#### Your instructions:
Quote the records word for word, from the first line up to and including the line with "restore-button[interactable]: ❐ —".

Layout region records
»»
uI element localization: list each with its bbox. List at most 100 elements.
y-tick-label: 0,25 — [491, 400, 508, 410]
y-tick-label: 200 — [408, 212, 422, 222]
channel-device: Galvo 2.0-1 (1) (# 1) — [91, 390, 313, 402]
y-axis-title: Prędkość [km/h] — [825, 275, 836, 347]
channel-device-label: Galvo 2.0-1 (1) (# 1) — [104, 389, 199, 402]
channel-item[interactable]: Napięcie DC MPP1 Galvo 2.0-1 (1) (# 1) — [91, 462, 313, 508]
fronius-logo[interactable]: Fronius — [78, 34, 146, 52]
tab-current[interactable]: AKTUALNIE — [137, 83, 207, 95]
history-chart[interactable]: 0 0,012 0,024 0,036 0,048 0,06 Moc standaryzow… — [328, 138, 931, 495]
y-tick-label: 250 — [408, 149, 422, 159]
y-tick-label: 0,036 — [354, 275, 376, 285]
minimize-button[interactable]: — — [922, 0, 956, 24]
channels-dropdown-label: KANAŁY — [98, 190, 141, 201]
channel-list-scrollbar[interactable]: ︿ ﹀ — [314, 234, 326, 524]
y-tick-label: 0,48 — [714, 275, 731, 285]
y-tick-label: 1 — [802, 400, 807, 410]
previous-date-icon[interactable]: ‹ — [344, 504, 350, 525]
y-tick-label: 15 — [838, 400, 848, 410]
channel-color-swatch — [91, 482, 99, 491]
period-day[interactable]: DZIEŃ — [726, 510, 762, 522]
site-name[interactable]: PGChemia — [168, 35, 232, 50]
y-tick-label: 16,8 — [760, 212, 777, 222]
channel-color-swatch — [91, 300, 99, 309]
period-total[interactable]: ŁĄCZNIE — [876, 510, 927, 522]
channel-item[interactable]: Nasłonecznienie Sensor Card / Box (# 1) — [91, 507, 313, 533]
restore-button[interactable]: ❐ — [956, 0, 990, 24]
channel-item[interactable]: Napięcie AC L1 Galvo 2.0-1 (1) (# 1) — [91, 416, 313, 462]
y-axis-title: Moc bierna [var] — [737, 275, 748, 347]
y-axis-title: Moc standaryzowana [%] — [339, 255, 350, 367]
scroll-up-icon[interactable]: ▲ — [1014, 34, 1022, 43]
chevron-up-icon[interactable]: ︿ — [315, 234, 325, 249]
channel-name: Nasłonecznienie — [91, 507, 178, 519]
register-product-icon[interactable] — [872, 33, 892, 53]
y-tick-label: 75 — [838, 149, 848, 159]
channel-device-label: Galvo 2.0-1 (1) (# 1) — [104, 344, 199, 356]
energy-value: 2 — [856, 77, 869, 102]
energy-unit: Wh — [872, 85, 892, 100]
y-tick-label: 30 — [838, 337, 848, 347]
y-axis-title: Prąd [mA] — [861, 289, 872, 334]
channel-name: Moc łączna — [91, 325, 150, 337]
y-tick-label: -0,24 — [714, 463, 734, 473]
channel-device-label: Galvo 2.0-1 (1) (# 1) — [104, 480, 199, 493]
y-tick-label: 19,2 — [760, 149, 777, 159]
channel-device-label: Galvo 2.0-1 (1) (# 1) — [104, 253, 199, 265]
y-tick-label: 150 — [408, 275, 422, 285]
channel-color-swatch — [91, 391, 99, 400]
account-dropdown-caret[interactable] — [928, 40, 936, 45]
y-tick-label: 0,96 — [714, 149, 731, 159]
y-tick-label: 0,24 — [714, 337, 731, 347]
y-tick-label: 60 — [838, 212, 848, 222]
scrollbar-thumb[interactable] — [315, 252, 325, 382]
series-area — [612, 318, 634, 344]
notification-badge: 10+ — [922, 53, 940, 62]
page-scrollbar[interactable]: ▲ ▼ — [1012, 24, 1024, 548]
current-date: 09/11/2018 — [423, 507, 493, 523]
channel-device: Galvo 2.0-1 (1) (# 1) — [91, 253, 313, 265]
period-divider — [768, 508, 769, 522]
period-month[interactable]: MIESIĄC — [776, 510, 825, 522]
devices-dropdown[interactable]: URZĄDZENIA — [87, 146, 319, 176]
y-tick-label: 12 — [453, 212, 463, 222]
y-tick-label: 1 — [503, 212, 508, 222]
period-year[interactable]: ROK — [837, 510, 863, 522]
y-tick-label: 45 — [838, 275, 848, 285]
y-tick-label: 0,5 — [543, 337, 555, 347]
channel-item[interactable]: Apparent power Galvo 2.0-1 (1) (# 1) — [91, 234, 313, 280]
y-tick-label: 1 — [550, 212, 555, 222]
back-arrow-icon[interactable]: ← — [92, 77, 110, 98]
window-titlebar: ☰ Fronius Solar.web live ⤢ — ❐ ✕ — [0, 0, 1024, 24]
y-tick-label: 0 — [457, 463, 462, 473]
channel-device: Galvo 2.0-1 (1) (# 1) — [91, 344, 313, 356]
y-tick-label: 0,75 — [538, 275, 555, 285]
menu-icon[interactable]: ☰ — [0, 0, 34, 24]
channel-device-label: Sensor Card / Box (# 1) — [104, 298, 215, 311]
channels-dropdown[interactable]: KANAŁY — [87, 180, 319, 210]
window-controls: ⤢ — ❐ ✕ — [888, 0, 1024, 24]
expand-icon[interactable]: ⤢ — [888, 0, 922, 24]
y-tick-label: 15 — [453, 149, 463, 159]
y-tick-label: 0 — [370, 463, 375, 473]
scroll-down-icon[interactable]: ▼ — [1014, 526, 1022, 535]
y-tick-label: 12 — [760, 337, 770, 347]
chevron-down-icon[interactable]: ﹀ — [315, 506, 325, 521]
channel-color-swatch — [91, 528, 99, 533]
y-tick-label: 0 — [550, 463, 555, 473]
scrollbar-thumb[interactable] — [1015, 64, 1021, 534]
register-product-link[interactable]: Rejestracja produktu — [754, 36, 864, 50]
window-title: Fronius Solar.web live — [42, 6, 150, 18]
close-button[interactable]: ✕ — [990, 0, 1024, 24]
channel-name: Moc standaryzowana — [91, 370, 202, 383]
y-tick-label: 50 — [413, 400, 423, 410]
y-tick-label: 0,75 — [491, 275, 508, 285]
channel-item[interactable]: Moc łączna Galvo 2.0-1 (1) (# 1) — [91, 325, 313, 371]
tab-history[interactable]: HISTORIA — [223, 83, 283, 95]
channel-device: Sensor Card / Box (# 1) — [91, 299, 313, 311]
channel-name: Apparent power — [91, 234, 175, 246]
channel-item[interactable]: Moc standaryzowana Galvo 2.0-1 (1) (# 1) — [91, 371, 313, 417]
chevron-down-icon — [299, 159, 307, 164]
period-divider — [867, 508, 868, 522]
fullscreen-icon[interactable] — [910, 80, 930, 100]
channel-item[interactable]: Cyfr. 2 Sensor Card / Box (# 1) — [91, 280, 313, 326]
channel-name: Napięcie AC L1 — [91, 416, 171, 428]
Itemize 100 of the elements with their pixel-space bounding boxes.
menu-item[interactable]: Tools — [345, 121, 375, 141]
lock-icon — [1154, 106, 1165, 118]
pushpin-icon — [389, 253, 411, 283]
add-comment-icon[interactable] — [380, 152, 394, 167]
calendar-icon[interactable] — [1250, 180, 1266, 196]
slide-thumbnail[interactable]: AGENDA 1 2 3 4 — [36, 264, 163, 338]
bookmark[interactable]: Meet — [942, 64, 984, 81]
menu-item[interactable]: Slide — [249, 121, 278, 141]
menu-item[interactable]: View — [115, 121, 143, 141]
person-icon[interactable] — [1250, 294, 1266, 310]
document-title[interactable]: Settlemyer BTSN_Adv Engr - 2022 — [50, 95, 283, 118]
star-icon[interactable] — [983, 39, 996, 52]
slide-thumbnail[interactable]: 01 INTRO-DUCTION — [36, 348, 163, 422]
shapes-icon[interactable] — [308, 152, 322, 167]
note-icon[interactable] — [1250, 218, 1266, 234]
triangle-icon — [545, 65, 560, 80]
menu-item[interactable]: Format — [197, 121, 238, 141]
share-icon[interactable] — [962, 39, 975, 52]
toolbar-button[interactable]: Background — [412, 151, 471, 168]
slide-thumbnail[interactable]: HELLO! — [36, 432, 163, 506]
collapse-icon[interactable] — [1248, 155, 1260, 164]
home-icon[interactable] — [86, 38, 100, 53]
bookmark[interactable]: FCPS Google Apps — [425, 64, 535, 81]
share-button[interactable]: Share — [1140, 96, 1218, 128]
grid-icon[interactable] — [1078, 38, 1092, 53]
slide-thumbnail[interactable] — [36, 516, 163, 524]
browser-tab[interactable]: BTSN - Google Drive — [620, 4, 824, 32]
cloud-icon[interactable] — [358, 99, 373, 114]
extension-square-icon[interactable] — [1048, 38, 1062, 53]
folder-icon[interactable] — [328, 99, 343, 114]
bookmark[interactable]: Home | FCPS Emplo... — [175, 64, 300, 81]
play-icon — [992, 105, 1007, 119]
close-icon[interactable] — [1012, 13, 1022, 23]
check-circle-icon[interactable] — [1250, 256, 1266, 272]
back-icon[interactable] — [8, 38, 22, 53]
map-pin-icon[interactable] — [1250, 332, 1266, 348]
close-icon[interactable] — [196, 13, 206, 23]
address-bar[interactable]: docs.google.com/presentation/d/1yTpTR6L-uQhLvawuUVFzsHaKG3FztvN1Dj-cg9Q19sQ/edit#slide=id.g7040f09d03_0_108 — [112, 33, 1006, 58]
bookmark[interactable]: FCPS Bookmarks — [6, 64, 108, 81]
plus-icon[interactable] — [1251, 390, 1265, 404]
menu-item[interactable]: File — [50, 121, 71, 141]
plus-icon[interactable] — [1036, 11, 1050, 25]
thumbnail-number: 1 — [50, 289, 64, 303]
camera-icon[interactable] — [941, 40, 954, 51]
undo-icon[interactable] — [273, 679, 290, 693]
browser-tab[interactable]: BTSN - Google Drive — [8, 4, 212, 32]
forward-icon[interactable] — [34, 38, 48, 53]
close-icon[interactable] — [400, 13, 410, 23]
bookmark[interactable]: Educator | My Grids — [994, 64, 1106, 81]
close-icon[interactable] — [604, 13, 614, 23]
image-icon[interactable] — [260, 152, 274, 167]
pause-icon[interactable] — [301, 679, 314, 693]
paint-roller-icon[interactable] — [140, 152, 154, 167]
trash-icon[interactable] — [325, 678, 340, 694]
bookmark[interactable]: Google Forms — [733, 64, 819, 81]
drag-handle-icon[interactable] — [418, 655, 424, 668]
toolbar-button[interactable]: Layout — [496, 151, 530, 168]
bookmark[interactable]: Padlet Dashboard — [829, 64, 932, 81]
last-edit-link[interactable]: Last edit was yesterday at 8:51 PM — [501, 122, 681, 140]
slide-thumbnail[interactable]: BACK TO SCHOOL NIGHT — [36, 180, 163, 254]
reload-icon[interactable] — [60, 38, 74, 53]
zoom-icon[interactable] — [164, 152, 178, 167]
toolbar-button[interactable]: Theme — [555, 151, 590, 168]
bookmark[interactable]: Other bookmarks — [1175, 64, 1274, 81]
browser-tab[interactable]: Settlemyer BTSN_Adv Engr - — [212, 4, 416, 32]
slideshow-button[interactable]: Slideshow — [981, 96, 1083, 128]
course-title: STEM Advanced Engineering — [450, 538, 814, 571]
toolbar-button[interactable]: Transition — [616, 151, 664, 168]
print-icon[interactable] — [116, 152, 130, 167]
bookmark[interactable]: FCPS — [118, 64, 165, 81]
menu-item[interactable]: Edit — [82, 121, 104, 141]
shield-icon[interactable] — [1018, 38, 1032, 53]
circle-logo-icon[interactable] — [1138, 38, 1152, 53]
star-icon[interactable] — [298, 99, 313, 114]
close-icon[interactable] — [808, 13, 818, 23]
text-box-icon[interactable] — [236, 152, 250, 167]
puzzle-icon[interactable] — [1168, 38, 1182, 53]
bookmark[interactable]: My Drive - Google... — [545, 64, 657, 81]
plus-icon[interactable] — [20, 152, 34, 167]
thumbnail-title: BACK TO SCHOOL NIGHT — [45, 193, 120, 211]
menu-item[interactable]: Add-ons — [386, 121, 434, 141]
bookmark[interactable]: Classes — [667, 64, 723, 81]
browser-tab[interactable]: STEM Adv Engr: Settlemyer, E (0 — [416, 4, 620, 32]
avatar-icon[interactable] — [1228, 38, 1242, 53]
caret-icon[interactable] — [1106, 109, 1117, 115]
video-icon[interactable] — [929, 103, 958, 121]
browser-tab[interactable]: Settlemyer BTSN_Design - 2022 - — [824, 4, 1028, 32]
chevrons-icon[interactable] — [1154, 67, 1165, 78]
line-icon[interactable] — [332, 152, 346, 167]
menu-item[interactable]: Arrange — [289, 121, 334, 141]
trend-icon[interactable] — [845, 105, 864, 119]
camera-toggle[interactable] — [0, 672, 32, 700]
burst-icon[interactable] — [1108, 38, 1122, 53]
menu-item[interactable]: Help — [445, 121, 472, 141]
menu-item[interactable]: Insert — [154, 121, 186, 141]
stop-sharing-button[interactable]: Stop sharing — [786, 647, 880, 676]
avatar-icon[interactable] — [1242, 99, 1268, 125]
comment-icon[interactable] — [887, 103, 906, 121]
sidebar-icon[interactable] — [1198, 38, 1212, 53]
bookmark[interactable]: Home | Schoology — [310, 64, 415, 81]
««
#### Solved exercise:
uI element localization: list each with its bbox. List at most 100 elements.
y-tick-label: 0,25 — [491, 400, 508, 410]
y-tick-label: 200 — [408, 212, 422, 222]
channel-device: Galvo 2.0-1 (1) (# 1) — [91, 390, 313, 402]
y-axis-title: Prędkość [km/h] — [825, 275, 836, 347]
channel-device-label: Galvo 2.0-1 (1) (# 1) — [104, 389, 199, 402]
channel-item[interactable]: Napięcie DC MPP1 Galvo 2.0-1 (1) (# 1) — [91, 462, 313, 508]
fronius-logo[interactable]: Fronius — [78, 34, 146, 52]
tab-current[interactable]: AKTUALNIE — [137, 83, 207, 95]
history-chart[interactable]: 0 0,012 0,024 0,036 0,048 0,06 Moc standaryzow… — [328, 138, 931, 495]
y-tick-label: 250 — [408, 149, 422, 159]
y-tick-label: 0,036 — [354, 275, 376, 285]
minimize-button[interactable]: — — [922, 0, 956, 24]
channels-dropdown-label: KANAŁY — [98, 190, 141, 201]
channel-list-scrollbar[interactable]: ︿ ﹀ — [314, 234, 326, 524]
y-tick-label: 0,48 — [714, 275, 731, 285]
y-tick-label: 1 — [802, 400, 807, 410]
previous-date-icon[interactable]: ‹ — [344, 504, 350, 525]
y-tick-label: 15 — [838, 400, 848, 410]
channel-color-swatch — [91, 482, 99, 491]
period-day[interactable]: DZIEŃ — [726, 510, 762, 522]
site-name[interactable]: PGChemia — [168, 35, 232, 50]
y-tick-label: 16,8 — [760, 212, 777, 222]
channel-color-swatch — [91, 300, 99, 309]
period-total[interactable]: ŁĄCZNIE — [876, 510, 927, 522]
channel-item[interactable]: Nasłonecznienie Sensor Card / Box (# 1) — [91, 507, 313, 533]
restore-button[interactable]: ❐ — [956, 0, 990, 24]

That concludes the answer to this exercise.